- Exercise objective -
Look over the lines below. Report each one that includes the string "живут".

- Exercise input -
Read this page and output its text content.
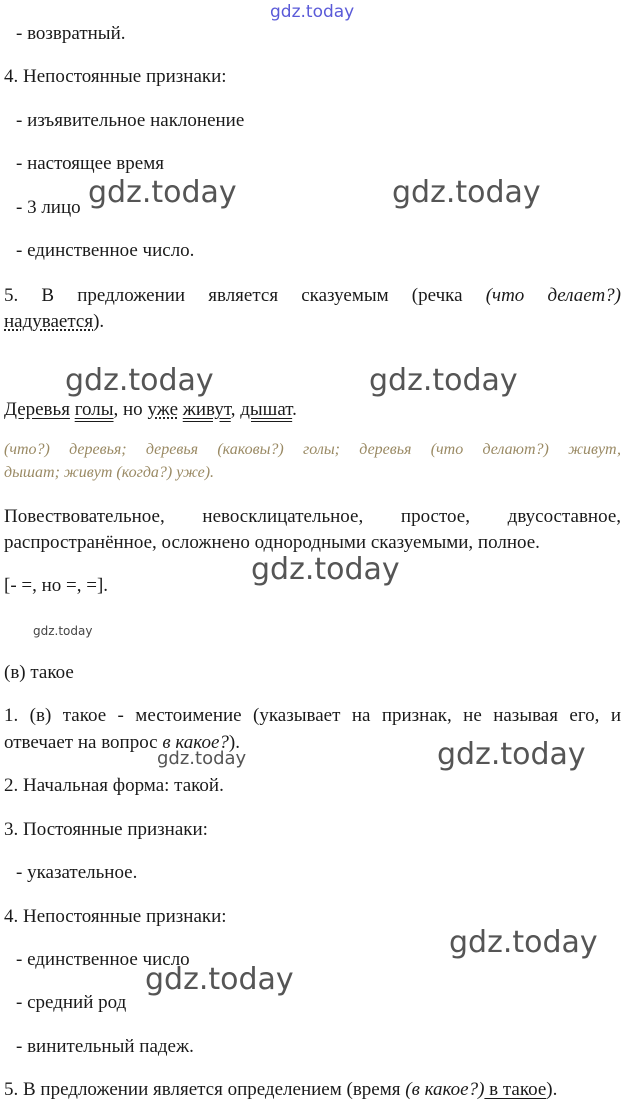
- возвратный.
4. Непостоянные признаки:
- изъявительное наклонение
- настоящее время
- 3 лицо
- единственное число.
5. В предложении является сказуемым (речка (что делает?)
надувается).
Деревья голы, но уже живут, дышат.
(что?) деревья; деревья (каковы?) голы; деревья (что делают?) живут,
дышат; живут (когда?) уже).
Повествовательное, невосклицательное, простое, двусоставное,
распространённое, осложнено однородными сказуемыми, полное.
[- =, но =, =].
(в) такое
1. (в) такое - местоимение (указывает на признак, не называя его, и
отвечает на вопрос в какое?).
2. Начальная форма: такой.
3. Постоянные признаки:
- указательное.
4. Непостоянные признаки:
- единственное число
- средний род
- винительный падеж.
5. В предложении является определением (время (в какое?) в такое).
gdz.today
gdz.today	gdz.today
gdz.today	gdz.today
gdz.today
gdz.today
gdz.today	gdz.today
gdz.today
gdz.today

- Task result -
Деревья голы, но уже живут, дышат.
(что?) деревья; деревья (каковы?) голы; деревья (что делают?) живут,
дышат; живут (когда?) уже).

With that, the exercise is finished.